Stated problem: Return each line of the listing that contains the string "федерального".

____________

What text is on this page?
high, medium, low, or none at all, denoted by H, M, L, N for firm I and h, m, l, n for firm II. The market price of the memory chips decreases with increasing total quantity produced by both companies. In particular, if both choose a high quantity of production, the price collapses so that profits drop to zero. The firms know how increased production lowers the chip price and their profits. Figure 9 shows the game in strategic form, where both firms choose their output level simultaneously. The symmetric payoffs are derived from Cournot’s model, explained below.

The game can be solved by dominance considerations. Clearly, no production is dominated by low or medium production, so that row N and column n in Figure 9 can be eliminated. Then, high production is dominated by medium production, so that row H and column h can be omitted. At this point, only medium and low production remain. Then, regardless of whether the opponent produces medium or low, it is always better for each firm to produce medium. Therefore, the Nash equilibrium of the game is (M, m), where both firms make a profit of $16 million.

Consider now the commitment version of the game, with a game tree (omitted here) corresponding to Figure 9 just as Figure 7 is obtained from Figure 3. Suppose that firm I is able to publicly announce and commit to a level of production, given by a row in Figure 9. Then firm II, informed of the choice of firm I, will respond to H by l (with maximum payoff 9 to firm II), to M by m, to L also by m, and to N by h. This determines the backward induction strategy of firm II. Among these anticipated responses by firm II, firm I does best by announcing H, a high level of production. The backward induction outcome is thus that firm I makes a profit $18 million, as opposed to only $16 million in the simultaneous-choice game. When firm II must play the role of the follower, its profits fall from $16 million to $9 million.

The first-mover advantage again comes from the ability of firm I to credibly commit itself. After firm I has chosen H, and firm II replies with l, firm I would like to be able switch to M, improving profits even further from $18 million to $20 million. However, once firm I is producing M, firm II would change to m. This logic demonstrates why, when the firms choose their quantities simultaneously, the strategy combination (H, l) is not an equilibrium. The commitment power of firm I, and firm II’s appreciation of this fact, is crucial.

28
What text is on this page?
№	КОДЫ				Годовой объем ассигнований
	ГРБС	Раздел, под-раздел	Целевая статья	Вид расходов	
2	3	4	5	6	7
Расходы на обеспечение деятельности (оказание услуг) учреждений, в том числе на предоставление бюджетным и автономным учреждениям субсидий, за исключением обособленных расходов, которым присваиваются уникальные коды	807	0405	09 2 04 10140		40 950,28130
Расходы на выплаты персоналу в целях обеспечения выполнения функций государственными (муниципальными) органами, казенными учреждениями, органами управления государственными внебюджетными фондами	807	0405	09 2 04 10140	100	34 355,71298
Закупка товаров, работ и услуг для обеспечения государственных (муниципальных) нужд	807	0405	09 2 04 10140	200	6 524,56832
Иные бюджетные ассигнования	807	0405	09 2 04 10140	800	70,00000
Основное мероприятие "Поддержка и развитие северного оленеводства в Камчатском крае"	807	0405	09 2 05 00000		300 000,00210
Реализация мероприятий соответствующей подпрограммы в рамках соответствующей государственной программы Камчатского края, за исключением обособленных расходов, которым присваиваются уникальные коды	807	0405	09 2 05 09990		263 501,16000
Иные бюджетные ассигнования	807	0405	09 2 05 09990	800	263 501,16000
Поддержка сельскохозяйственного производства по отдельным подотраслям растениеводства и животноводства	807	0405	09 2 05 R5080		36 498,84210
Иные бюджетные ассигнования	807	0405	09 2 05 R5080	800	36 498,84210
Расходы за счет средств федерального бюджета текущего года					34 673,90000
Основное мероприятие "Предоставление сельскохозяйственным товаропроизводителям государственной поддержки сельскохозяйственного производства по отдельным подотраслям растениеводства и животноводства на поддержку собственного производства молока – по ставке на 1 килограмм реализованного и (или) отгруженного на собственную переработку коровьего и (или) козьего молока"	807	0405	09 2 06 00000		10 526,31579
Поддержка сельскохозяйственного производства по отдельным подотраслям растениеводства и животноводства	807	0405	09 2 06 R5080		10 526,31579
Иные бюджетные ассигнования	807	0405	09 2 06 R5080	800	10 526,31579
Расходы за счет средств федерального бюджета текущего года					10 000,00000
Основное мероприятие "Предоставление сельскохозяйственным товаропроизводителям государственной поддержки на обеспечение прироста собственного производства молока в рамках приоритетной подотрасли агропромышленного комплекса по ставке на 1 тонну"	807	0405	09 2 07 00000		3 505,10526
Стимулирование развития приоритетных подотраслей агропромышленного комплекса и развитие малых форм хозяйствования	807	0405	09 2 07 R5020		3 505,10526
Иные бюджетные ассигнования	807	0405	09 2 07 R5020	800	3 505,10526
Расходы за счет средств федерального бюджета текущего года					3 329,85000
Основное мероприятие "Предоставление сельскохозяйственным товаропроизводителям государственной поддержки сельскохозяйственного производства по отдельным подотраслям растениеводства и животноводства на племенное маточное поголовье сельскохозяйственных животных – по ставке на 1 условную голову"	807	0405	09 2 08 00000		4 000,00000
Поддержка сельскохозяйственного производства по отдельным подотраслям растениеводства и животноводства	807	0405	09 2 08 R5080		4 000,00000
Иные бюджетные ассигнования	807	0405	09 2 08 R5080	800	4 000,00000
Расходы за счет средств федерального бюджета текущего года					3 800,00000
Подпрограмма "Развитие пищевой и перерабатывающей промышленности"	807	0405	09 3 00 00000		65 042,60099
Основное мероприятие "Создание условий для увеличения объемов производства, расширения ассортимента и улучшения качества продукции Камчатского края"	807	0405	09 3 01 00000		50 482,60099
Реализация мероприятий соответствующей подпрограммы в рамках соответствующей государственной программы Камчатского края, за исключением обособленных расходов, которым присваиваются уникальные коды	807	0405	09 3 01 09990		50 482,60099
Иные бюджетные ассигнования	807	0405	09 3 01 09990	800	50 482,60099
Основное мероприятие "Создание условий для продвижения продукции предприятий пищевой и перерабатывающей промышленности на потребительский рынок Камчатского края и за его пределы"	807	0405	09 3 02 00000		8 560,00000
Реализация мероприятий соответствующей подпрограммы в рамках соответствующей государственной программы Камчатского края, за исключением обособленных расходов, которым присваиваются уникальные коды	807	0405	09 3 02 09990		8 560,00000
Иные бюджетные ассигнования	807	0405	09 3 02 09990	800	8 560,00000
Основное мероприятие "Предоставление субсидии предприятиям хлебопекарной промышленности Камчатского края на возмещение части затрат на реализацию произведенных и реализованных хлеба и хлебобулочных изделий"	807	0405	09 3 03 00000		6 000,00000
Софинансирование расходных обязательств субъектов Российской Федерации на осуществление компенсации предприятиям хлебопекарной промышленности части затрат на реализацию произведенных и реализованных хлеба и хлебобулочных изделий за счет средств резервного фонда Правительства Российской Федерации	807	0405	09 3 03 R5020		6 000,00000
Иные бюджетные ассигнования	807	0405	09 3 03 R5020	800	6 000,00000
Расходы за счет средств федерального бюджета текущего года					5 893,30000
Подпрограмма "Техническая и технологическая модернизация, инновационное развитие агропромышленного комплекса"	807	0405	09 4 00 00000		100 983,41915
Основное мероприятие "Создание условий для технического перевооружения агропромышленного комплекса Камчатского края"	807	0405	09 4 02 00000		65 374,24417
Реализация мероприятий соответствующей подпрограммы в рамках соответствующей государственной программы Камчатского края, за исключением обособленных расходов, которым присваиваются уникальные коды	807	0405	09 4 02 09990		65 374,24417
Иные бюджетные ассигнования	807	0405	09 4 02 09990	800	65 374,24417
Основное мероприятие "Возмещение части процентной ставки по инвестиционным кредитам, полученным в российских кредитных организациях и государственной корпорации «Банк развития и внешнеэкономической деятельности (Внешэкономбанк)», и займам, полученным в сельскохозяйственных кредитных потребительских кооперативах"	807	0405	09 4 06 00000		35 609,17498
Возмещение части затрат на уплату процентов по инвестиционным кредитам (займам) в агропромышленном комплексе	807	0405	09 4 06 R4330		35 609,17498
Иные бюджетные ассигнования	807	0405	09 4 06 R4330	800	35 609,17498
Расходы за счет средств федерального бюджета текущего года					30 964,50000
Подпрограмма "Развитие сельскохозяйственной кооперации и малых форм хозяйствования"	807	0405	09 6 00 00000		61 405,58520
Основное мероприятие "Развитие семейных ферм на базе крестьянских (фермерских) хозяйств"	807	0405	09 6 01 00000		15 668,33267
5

____________

Written solution:
Расходы за счет средств федерального бюджета текущего года					34 673,90000
Расходы за счет средств федерального бюджета текущего года					10 000,00000
Расходы за счет средств федерального бюджета текущего года					3 329,85000
Расходы за счет средств федерального бюджета текущего года					3 800,00000
Расходы за счет средств федерального бюджета текущего года					5 893,30000
Расходы за счет средств федерального бюджета текущего года					30 964,50000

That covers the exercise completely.